--- START ---

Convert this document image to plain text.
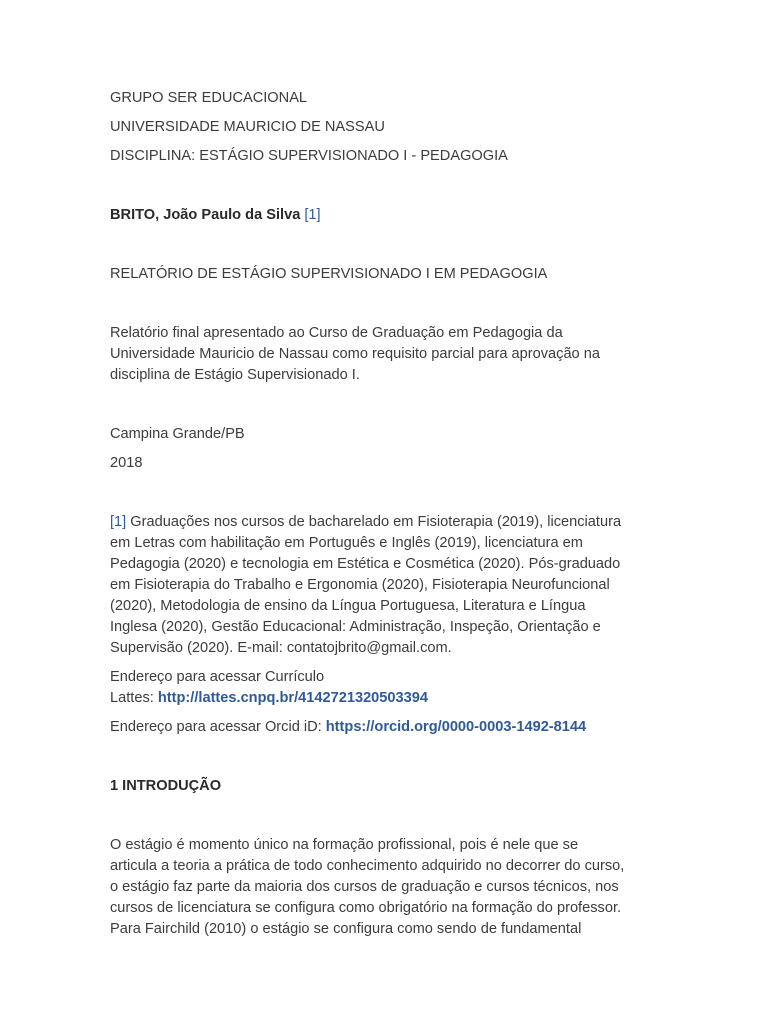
GRUPO SER EDUCACIONAL

UNIVERSIDADE MAURICIO DE NASSAU

DISCIPLINA: ESTÁGIO SUPERVISIONADO I - PEDAGOGIA

BRITO, João Paulo da Silva [1]

RELATÓRIO DE ESTÁGIO SUPERVISIONADO I EM PEDAGOGIA

Relatório final apresentado ao Curso de Graduação em Pedagogia da
Universidade Mauricio de Nassau como requisito parcial para aprovação na
disciplina de Estágio Supervisionado I.

Campina Grande/PB

2018

[1] Graduações nos cursos de bacharelado em Fisioterapia (2019), licenciatura
em Letras com habilitação em Português e Inglês (2019), licenciatura em
Pedagogia (2020) e tecnologia em Estética e Cosmética (2020). Pós-graduado
em Fisioterapia do Trabalho e Ergonomia (2020), Fisioterapia Neurofuncional
(2020), Metodologia de ensino da Língua Portuguesa, Literatura e Língua
Inglesa (2020), Gestão Educacional: Administração, Inspeção, Orientação e
Supervisão (2020). E-mail: contatojbrito@gmail.com.

Endereço para acessar Currículo
Lattes: http://lattes.cnpq.br/4142721320503394

Endereço para acessar Orcid iD: https://orcid.org/0000-0003-1492-8144

1 INTRODUÇÃO

O estágio é momento único na formação profissional, pois é nele que se
articula a teoria a prática de todo conhecimento adquirido no decorrer do curso,
o estágio faz parte da maioria dos cursos de graduação e cursos técnicos, nos
cursos de licenciatura se configura como obrigatório na formação do professor.
Para Fairchild (2010) o estágio se configura como sendo de fundamental
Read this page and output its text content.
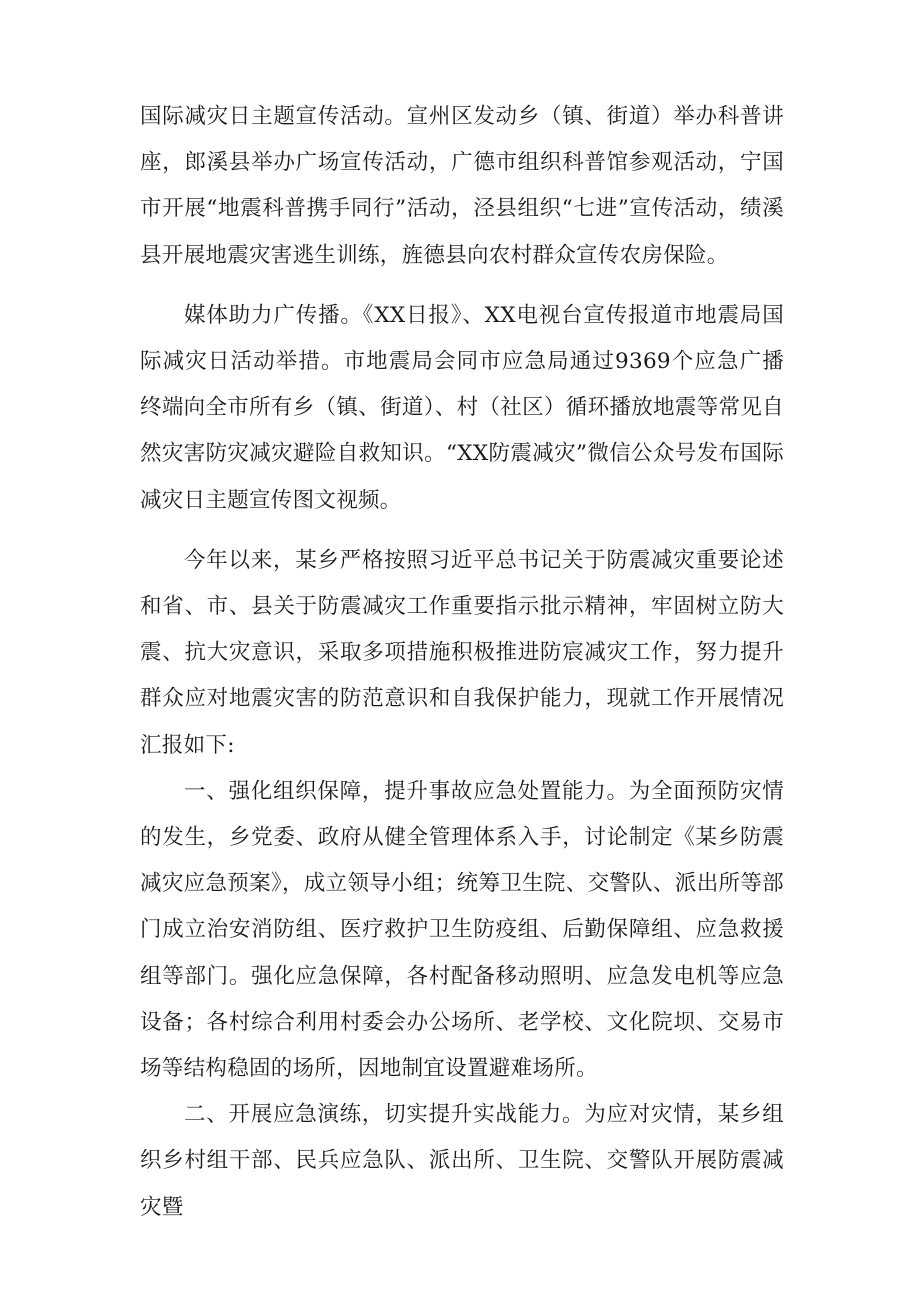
国际减灾日主题宣传活动。宣州区发动乡（镇、街道）举办科普讲座，郎溪县举办广场宣传活动，广德市组织科普馆参观活动，宁国市开展“地震科普携手同行”活动，泾县组织“七进”宣传活动，绩溪县开展地震灾害逃生训练，旌德县向农村群众宣传农房保险。

媒体助力广传播。《XX日报》、XX电视台宣传报道市地震局国际减灾日活动举措。市地震局会同市应急局通过9369个应急广播终端向全市所有乡（镇、街道）、村（社区）循环播放地震等常见自然灾害防灾减灾避险自救知识。“XX防震减灾”微信公众号发布国际减灾日主题宣传图文视频。

今年以来，某乡严格按照习近平总书记关于防震减灾重要论述和省、市、县关于防震减灾工作重要指示批示精神，牢固树立防大震、抗大灾意识，采取多项措施积极推进防宸减灾工作，努力提升群众应对地震灾害的防范意识和自我保护能力，现就工作开展情况汇报如下:

一、强化组织保障，提升事故应急处置能力。为全面预防灾情的发生，乡党委、政府从健全管理体系入手，讨论制定《某乡防震减灾应急预案》，成立领导小组；统筹卫生院、交警队、派出所等部门成立治安消防组、医疗救护卫生防疫组、后勤保障组、应急救援组等部门。强化应急保障，各村配备移动照明、应急发电机等应急设备；各村综合利用村委会办公场所、老学校、文化院坝、交易市场等结构稳固的场所，因地制宜设置避难场所。

二、开展应急演练，切实提升实战能力。为应对灾情，某乡组织乡村组干部、民兵应急队、派出所、卫生院、交警队开展防震减灾暨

--- END ---

What you will do: Looking at the records above, extract only the lines from the one with "Read this page and output its text content." through the last line, exactly, with the pictures left out.

In response:
Read this page and output its text content.
国际减灾日主题宣传活动。宣州区发动乡（镇、街道）举办科普讲座，郎溪县举办广场宣传活动，广德市组织科普馆参观活动，宁国市开展“地震科普携手同行”活动，泾县组织“七进”宣传活动，绩溪县开展地震灾害逃生训练，旌德县向农村群众宣传农房保险。

媒体助力广传播。《XX日报》、XX电视台宣传报道市地震局国际减灾日活动举措。市地震局会同市应急局通过9369个应急广播终端向全市所有乡（镇、街道）、村（社区）循环播放地震等常见自然灾害防灾减灾避险自救知识。“XX防震减灾”微信公众号发布国际减灾日主题宣传图文视频。

今年以来，某乡严格按照习近平总书记关于防震减灾重要论述和省、市、县关于防震减灾工作重要指示批示精神，牢固树立防大震、抗大灾意识，采取多项措施积极推进防宸减灾工作，努力提升群众应对地震灾害的防范意识和自我保护能力，现就工作开展情况汇报如下:

一、强化组织保障，提升事故应急处置能力。为全面预防灾情的发生，乡党委、政府从健全管理体系入手，讨论制定《某乡防震减灾应急预案》，成立领导小组；统筹卫生院、交警队、派出所等部门成立治安消防组、医疗救护卫生防疫组、后勤保障组、应急救援组等部门。强化应急保障，各村配备移动照明、应急发电机等应急设备；各村综合利用村委会办公场所、老学校、文化院坝、交易市场等结构稳固的场所，因地制宜设置避难场所。

二、开展应急演练，切实提升实战能力。为应对灾情，某乡组织乡村组干部、民兵应急队、派出所、卫生院、交警队开展防震减灾暨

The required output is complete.